:: TEXT SEGMENT ::

How Encrypted Decisions Could Change Healthcare

By Eric Beans, CEO, H33.ai, Inc. May 8, 2026

Every clinical decision support system in use today reads patient data in plaintext. When a physician orders a medication, the CDS system reads the patient's current medication list to check for interactions. When a nurse enters vital signs, the system reads the values to check against clinical thresholds. When a surgeon schedules a procedure, the system reads the patient's allergy list, medication list, and problem list to generate pre-operative alerts. The system needs to understand the data to make recommendations about the data.

This model has been the only option for as long as clinical decision support has existed. The data must be readable for the rules to be evaluable. A drug interaction database cannot check for interactions between two encrypted medication codes if it cannot read the codes. A clinical threshold cannot be compared against an encrypted lab value if the threshold engine cannot read the value. Decision support requires data comprehension, and data comprehension requires decryption.

This assumption is wrong. Fully homomorphic encryption enables computation on encrypted data that produces results mathematically equivalent to the same computation on plaintext data. A drug interaction check can be performed on encrypted medication codes. A lab value threshold comparison can be performed on encrypted results. An eligibility determination can be performed on encrypted insurance records. The decision system never reads the data. It processes encrypted values and produces encrypted results. And the results are correct.

This is not a theoretical possibility. H33's FHE platform performs these computations at latencies compatible with real-time clinical workflows. What follows is an examination of what encrypted decision systems mean for healthcare, where they apply, and what changes when the systems that advise clinicians can no longer see the patients they are advising about.

The Data Exposure Surface of Clinical Decision Support

Clinical decision support has grown from simple drug interaction checking to a pervasive layer of clinical intelligence that touches nearly every aspect of healthcare delivery. Modern CDS systems provide alerts for drug-drug interactions, drug-allergy interactions, dose range checking, duplicate therapy detection, clinical guideline compliance, sepsis screening, fall risk assessment, venous thromboembolism prophylaxis, and dozens of other clinical scenarios.

Each of these functions requires access to different categories of patient data. Drug interaction checking requires the medication list. Dose range checking requires the medication, the dose, and often the patient's weight and renal function. Sepsis screening requires vital signs, lab results, and clinical documentation. Fall risk assessment requires age, mobility status, medication list, and cognitive assessment results.

In an integrated EHR system, the CDS engine typically has access to the entire patient record. The engine may only query specific data elements for a given rule, but the underlying system has the technical capability to read everything. The access controls that limit CDS data access are software controls, not cryptographic controls. A compromised CDS engine has access to every patient record in the system.

This becomes particularly concerning as CDS systems move to cloud-based and third-party-hosted models. Smaller healthcare organizations that cannot build and maintain their own CDS rule sets subscribe to cloud-based CDS services. Patient data is transmitted to the cloud service for evaluation. The service reads the data, evaluates its rules, and returns recommendations. The cloud service is a business associate that handles plaintext PHI for millions of patients across hundreds of healthcare organizations.

:::
:: SOURCE DATA ::

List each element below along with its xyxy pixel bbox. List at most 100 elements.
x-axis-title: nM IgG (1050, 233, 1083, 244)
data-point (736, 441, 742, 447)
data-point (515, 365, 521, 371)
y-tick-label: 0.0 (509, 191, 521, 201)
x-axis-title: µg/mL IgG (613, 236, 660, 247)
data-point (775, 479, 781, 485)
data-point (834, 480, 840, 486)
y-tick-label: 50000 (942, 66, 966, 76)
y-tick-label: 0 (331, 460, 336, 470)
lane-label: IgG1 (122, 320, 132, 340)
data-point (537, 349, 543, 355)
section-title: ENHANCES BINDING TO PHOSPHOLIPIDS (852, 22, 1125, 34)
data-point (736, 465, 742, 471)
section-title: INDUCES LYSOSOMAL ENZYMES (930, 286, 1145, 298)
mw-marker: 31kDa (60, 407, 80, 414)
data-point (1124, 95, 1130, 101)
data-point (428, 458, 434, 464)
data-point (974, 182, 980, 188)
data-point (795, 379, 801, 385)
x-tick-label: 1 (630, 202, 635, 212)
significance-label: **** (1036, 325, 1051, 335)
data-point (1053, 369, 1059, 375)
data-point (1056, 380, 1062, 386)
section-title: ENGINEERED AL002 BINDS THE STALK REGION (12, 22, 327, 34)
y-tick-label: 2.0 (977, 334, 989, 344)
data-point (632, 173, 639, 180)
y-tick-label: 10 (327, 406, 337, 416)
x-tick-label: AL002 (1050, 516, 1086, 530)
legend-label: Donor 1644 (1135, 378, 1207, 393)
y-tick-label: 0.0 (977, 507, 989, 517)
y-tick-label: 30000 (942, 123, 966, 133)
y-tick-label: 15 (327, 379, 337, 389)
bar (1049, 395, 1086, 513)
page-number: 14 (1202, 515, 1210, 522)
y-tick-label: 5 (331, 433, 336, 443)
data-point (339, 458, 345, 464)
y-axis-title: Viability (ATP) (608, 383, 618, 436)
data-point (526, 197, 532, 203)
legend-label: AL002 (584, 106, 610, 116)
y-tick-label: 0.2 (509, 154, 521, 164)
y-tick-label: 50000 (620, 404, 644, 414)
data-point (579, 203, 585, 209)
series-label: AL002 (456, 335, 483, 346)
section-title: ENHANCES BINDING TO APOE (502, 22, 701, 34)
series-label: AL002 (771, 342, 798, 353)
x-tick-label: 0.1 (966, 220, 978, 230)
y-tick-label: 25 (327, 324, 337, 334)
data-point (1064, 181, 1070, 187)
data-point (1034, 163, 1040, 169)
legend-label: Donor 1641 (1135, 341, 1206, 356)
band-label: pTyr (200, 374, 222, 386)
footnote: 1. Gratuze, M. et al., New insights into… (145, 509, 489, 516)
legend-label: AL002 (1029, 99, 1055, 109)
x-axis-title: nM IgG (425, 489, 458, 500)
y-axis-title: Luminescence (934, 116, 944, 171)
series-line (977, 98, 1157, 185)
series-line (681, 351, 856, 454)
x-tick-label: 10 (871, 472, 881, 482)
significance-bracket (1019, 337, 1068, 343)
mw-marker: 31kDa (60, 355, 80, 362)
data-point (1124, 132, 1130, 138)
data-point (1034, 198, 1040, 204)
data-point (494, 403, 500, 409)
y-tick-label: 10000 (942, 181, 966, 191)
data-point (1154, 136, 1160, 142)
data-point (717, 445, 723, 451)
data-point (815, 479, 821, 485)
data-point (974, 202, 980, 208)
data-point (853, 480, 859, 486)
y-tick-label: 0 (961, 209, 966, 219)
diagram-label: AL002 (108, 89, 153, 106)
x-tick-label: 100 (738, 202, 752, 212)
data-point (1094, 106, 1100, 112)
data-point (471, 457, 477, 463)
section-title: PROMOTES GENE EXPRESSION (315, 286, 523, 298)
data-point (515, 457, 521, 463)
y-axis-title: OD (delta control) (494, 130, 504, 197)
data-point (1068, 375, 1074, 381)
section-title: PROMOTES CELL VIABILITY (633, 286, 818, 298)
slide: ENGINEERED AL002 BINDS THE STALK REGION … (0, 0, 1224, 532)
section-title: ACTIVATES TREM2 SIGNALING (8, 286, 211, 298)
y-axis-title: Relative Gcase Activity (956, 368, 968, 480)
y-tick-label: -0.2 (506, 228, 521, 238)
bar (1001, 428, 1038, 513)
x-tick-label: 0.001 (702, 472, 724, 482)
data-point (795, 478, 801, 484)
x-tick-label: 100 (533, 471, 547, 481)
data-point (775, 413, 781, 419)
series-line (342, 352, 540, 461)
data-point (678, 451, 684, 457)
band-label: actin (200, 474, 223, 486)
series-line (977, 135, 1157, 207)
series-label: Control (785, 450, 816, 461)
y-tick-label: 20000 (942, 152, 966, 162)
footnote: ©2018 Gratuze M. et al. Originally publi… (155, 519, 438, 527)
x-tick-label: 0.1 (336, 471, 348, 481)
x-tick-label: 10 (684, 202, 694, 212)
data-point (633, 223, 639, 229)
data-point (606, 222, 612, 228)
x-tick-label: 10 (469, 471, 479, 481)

:::

• WORK TASK 1:
According to the article on encrypted healthcare decisions, what kind of controls limit CDS data access in an integrated EHR system?
• WORK TASK 2:
Write out the passage from the article on encrypted healthcare decisions that begins at the words "Clinical decision support has grown" and stops after the words "cognitive assessment results.".

• SOLUTION 1:
Software controls, not cryptographic controls.

• SOLUTION 2:
Clinical decision support has grown from simple drug interaction checking to a pervasive layer of clinical intelligence that touches nearly every aspect of healthcare delivery. Modern CDS systems provide alerts for drug-drug interactions, drug-allergy interactions, dose range checking, duplicate therapy detection, clinical guideline compliance, sepsis screening, fall risk assessment, venous thromboembolism prophylaxis, and dozens of other clinical scenarios.

Each of these functions requires access to different categories of patient data. Drug interaction checking requires the medication list. Dose range checking requires the medication, the dose, and often the patient's weight and renal function. Sepsis screening requires vital signs, lab results, and clinical documentation. Fall risk assessment requires age, mobility status, medication list, and cognitive assessment results.